[Dataset listings of figures]
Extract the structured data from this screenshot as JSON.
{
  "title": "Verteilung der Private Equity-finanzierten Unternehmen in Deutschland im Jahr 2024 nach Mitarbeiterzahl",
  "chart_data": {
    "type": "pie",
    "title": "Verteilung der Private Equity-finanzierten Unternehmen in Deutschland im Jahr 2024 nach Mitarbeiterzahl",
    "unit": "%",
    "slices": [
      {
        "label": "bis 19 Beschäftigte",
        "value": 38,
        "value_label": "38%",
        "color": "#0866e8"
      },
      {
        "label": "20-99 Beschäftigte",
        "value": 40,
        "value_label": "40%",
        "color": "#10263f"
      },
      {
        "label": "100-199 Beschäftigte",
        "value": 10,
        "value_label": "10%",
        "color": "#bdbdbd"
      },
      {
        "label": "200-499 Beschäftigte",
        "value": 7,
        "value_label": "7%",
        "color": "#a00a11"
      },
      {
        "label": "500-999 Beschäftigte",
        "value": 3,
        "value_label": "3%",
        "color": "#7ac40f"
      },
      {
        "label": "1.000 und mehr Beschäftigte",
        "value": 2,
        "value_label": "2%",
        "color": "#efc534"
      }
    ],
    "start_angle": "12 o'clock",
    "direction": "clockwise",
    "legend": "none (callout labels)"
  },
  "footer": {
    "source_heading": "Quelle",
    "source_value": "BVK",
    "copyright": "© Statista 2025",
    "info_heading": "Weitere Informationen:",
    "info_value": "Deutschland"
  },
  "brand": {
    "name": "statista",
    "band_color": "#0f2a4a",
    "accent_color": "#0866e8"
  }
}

### What needs to be done
Restate all of the entries above precisely.

### Final result
Extract the structured data from this screenshot as JSON.
{
  "title": "Verteilung der Private Equity-finanzierten Unternehmen in Deutschland im Jahr 2024 nach Mitarbeiterzahl",
  "chart_data": {
    "type": "pie",
    "title": "Verteilung der Private Equity-finanzierten Unternehmen in Deutschland im Jahr 2024 nach Mitarbeiterzahl",
    "unit": "%",
    "slices": [
      {
        "label": "bis 19 Beschäftigte",
        "value": 38,
        "value_label": "38%",
        "color": "#0866e8"
      },
      {
        "label": "20-99 Beschäftigte",
        "value": 40,
        "value_label": "40%",
        "color": "#10263f"
      },
      {
        "label": "100-199 Beschäftigte",
        "value": 10,
        "value_label": "10%",
        "color": "#bdbdbd"
      },
      {
        "label": "200-499 Beschäftigte",
        "value": 7,
        "value_label": "7%",
        "color": "#a00a11"
      },
      {
        "label": "500-999 Beschäftigte",
        "value": 3,
        "value_label": "3%",
        "color": "#7ac40f"
      },
      {
        "label": "1.000 und mehr Beschäftigte",
        "value": 2,
        "value_label": "2%",
        "color": "#efc534"
      }
    ],
    "start_angle": "12 o'clock",
    "direction": "clockwise",
    "legend": "none (callout labels)"
  },
  "footer": {
    "source_heading": "Quelle",
    "source_value": "BVK",
    "copyright": "© Statista 2025",
    "info_heading": "Weitere Informationen:",
    "info_value": "Deutschland"
  },
  "brand": {
    "name": "statista",
    "band_color": "#0f2a4a",
    "accent_color": "#0866e8"
  }
}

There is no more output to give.